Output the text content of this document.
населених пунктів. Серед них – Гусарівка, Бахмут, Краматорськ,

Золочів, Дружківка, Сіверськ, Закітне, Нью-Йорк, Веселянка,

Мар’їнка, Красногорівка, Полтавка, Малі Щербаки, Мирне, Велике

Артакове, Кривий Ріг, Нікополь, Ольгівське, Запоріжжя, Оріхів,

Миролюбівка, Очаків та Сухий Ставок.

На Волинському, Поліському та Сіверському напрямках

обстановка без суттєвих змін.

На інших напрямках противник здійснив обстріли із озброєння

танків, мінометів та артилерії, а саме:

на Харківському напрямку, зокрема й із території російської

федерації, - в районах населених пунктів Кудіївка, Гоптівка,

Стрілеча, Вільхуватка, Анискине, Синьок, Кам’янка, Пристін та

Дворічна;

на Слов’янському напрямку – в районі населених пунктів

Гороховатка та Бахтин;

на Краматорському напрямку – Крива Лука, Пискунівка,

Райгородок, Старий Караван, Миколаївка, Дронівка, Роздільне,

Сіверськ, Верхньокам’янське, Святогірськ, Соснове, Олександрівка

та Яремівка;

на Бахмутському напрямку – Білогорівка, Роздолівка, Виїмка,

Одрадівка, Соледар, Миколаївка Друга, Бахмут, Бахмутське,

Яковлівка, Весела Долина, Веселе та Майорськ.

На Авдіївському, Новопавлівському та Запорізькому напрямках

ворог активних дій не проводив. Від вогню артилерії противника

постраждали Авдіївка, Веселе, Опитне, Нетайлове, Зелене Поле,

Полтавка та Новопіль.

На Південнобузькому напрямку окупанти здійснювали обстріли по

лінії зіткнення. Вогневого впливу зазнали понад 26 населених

§ §

> [PROBLEM DETAILS] Of the lines in the records, determine how many contain the word "Веселе", and report that number alone.

> [RESULT] 2